■ **TO BE DONE**
For the data below, work out how many lines include the string "Basics" and report only the number.

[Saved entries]

────────────────

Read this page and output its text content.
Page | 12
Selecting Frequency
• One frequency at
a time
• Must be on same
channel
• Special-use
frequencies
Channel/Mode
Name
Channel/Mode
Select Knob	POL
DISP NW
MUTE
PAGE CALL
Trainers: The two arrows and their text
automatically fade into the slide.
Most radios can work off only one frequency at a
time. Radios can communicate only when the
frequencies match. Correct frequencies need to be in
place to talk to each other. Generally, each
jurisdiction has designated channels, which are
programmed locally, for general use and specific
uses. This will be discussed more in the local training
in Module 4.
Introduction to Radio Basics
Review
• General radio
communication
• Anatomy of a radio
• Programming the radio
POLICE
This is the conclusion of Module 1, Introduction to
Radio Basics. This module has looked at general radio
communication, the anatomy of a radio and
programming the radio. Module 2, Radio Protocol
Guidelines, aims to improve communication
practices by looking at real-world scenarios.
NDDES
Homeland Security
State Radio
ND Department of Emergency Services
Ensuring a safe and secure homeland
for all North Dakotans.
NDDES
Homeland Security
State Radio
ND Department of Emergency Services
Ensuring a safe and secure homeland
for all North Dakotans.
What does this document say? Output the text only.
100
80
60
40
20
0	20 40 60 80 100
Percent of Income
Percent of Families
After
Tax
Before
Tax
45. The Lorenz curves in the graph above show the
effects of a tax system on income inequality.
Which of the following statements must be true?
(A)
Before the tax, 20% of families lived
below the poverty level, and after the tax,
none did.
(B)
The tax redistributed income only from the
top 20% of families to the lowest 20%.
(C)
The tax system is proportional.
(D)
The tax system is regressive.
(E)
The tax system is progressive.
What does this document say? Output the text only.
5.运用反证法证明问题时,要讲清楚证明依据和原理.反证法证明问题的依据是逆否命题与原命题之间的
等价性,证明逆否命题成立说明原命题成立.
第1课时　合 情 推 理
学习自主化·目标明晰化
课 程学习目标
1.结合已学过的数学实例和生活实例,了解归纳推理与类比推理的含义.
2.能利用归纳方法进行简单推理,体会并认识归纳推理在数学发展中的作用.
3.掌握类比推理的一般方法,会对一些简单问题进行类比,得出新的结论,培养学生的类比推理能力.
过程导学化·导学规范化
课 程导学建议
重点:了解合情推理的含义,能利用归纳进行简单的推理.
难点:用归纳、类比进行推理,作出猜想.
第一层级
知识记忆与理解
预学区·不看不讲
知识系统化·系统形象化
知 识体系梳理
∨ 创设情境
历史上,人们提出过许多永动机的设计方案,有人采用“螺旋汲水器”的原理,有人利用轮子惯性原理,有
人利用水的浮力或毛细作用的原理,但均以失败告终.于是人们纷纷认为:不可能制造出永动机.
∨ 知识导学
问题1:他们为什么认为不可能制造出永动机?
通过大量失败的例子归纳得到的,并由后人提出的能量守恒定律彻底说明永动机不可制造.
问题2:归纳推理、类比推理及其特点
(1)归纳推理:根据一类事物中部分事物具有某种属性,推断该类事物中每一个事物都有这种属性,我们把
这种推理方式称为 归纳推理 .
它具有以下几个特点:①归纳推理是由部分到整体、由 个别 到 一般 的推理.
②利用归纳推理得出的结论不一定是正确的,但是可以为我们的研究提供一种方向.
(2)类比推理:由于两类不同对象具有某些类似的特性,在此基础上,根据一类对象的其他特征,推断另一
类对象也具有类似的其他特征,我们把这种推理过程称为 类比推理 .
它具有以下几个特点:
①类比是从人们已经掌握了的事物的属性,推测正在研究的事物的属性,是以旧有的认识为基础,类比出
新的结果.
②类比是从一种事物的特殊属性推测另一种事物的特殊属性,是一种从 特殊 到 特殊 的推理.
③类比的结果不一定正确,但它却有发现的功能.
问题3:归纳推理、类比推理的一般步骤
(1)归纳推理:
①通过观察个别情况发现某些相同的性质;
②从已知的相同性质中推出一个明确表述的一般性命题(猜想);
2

────────────────

■ **FINAL ANSWER**
2